____ DATA ENTRIES

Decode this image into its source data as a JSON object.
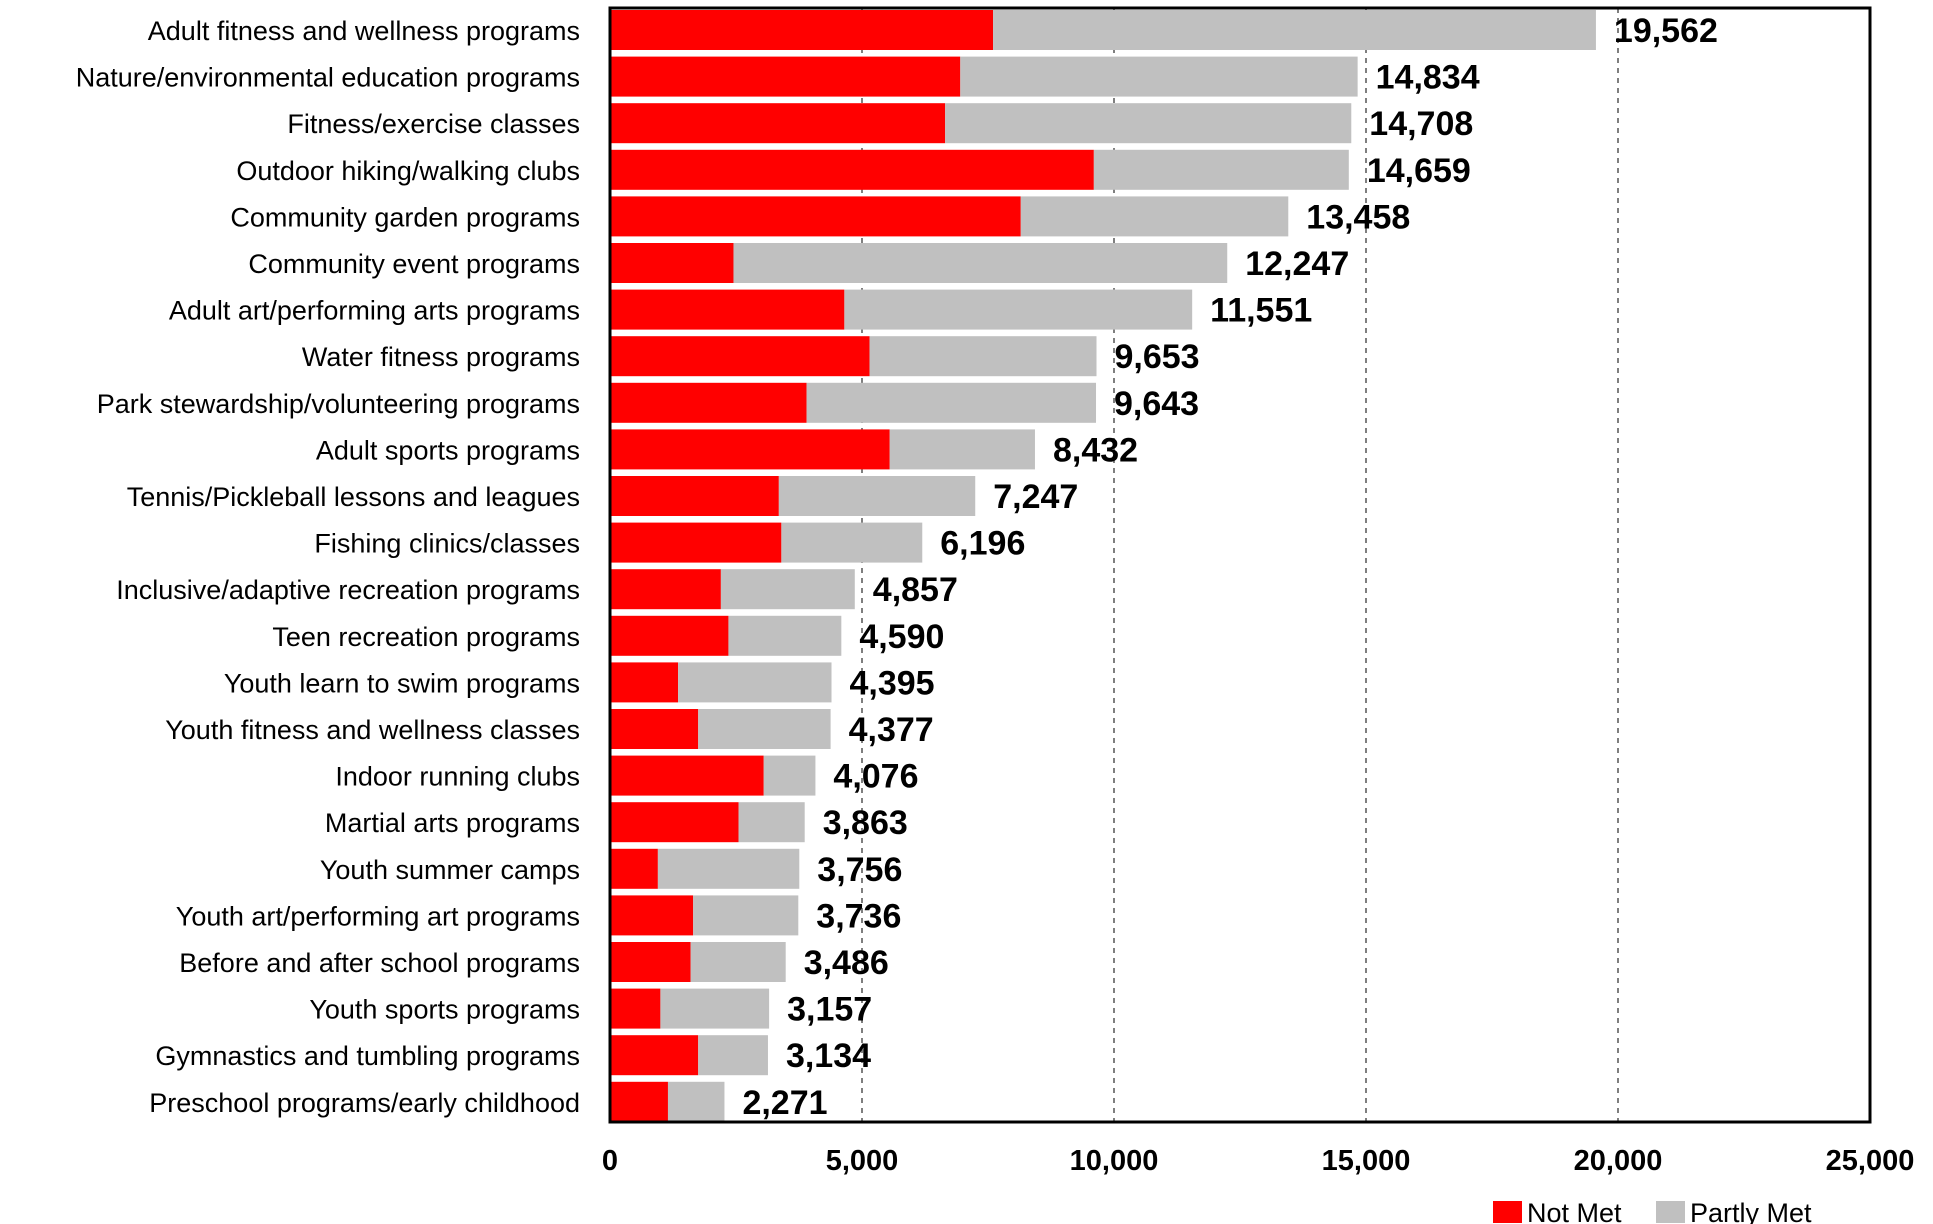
{
  "chart_data": {
    "type": "bar",
    "orientation": "horizontal",
    "stacked": true,
    "categories": [
      "Adult fitness and wellness programs",
      "Nature/environmental education programs",
      "Fitness/exercise classes",
      "Outdoor hiking/walking clubs",
      "Community garden programs",
      "Community event programs",
      "Adult art/performing arts programs",
      "Water fitness programs",
      "Park stewardship/volunteering programs",
      "Adult sports programs",
      "Tennis/Pickleball lessons and leagues",
      "Fishing clinics/classes",
      "Inclusive/adaptive recreation programs",
      "Teen recreation programs",
      "Youth learn to swim programs",
      "Youth fitness and wellness classes",
      "Indoor running clubs",
      "Martial arts programs",
      "Youth summer camps",
      "Youth art/performing art programs",
      "Before and after school programs",
      "Youth sports programs",
      "Gymnastics and tumbling programs",
      "Preschool programs/early childhood"
    ],
    "series": [
      {
        "name": "Not Met",
        "color": "#ff0000",
        "values": [
          7600,
          6950,
          6650,
          9600,
          8150,
          2450,
          4650,
          5150,
          3900,
          5550,
          3350,
          3400,
          2200,
          2350,
          1350,
          1750,
          3050,
          2550,
          950,
          1650,
          1600,
          1000,
          1750,
          1150
        ]
      },
      {
        "name": "Partly Met",
        "color": "#c0c0c0",
        "values": [
          11962,
          7884,
          8058,
          5059,
          5308,
          9797,
          6901,
          4503,
          5743,
          2882,
          3897,
          2796,
          2657,
          2240,
          3045,
          2627,
          1026,
          1313,
          2806,
          2086,
          1886,
          2157,
          1384,
          1121
        ]
      }
    ],
    "totals": [
      "19,562",
      "14,834",
      "14,708",
      "14,659",
      "13,458",
      "12,247",
      "11,551",
      "9,653",
      "9,643",
      "8,432",
      "7,247",
      "6,196",
      "4,857",
      "4,590",
      "4,395",
      "4,377",
      "4,076",
      "3,863",
      "3,756",
      "3,736",
      "3,486",
      "3,157",
      "3,134",
      "2,271"
    ],
    "xlim": [
      0,
      25000
    ],
    "xticks": [
      0,
      5000,
      10000,
      15000,
      20000,
      25000
    ],
    "xtick_labels": [
      "0",
      "5,000",
      "10,000",
      "15,000",
      "20,000",
      "25,000"
    ],
    "grid": "vertical dashed",
    "legend": "bottom-right"
  }
}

________

__WHAT IS BEING ASKED__
Return the entries unchanged, save for the pictures, which do not belong in the copy.

__RESPONSE TO THE EXERCISE__
Decode this image into its source data as a JSON object.
{
  "chart_data": {
    "type": "bar",
    "orientation": "horizontal",
    "stacked": true,
    "categories": [
      "Adult fitness and wellness programs",
      "Nature/environmental education programs",
      "Fitness/exercise classes",
      "Outdoor hiking/walking clubs",
      "Community garden programs",
      "Community event programs",
      "Adult art/performing arts programs",
      "Water fitness programs",
      "Park stewardship/volunteering programs",
      "Adult sports programs",
      "Tennis/Pickleball lessons and leagues",
      "Fishing clinics/classes",
      "Inclusive/adaptive recreation programs",
      "Teen recreation programs",
      "Youth learn to swim programs",
      "Youth fitness and wellness classes",
      "Indoor running clubs",
      "Martial arts programs",
      "Youth summer camps",
      "Youth art/performing art programs",
      "Before and after school programs",
      "Youth sports programs",
      "Gymnastics and tumbling programs",
      "Preschool programs/early childhood"
    ],
    "series": [
      {
        "name": "Not Met",
        "color": "#ff0000",
        "values": [
          7600,
          6950,
          6650,
          9600,
          8150,
          2450,
          4650,
          5150,
          3900,
          5550,
          3350,
          3400,
          2200,
          2350,
          1350,
          1750,
          3050,
          2550,
          950,
          1650,
          1600,
          1000,
          1750,
          1150
        ]
      },
      {
        "name": "Partly Met",
        "color": "#c0c0c0",
        "values": [
          11962,
          7884,
          8058,
          5059,
          5308,
          9797,
          6901,
          4503,
          5743,
          2882,
          3897,
          2796,
          2657,
          2240,
          3045,
          2627,
          1026,
          1313,
          2806,
          2086,
          1886,
          2157,
          1384,
          1121
        ]
      }
    ],
    "totals": [
      "19,562",
      "14,834",
      "14,708",
      "14,659",
      "13,458",
      "12,247",
      "11,551",
      "9,653",
      "9,643",
      "8,432",
      "7,247",
      "6,196",
      "4,857",
      "4,590",
      "4,395",
      "4,377",
      "4,076",
      "3,863",
      "3,756",
      "3,736",
      "3,486",
      "3,157",
      "3,134",
      "2,271"
    ],
    "xlim": [
      0,
      25000
    ],
    "xticks": [
      0,
      5000,
      10000,
      15000,
      20000,
      25000
    ],
    "xtick_labels": [
      "0",
      "5,000",
      "10,000",
      "15,000",
      "20,000",
      "25,000"
    ],
    "grid": "vertical dashed",
    "legend": "bottom-right"
  }
}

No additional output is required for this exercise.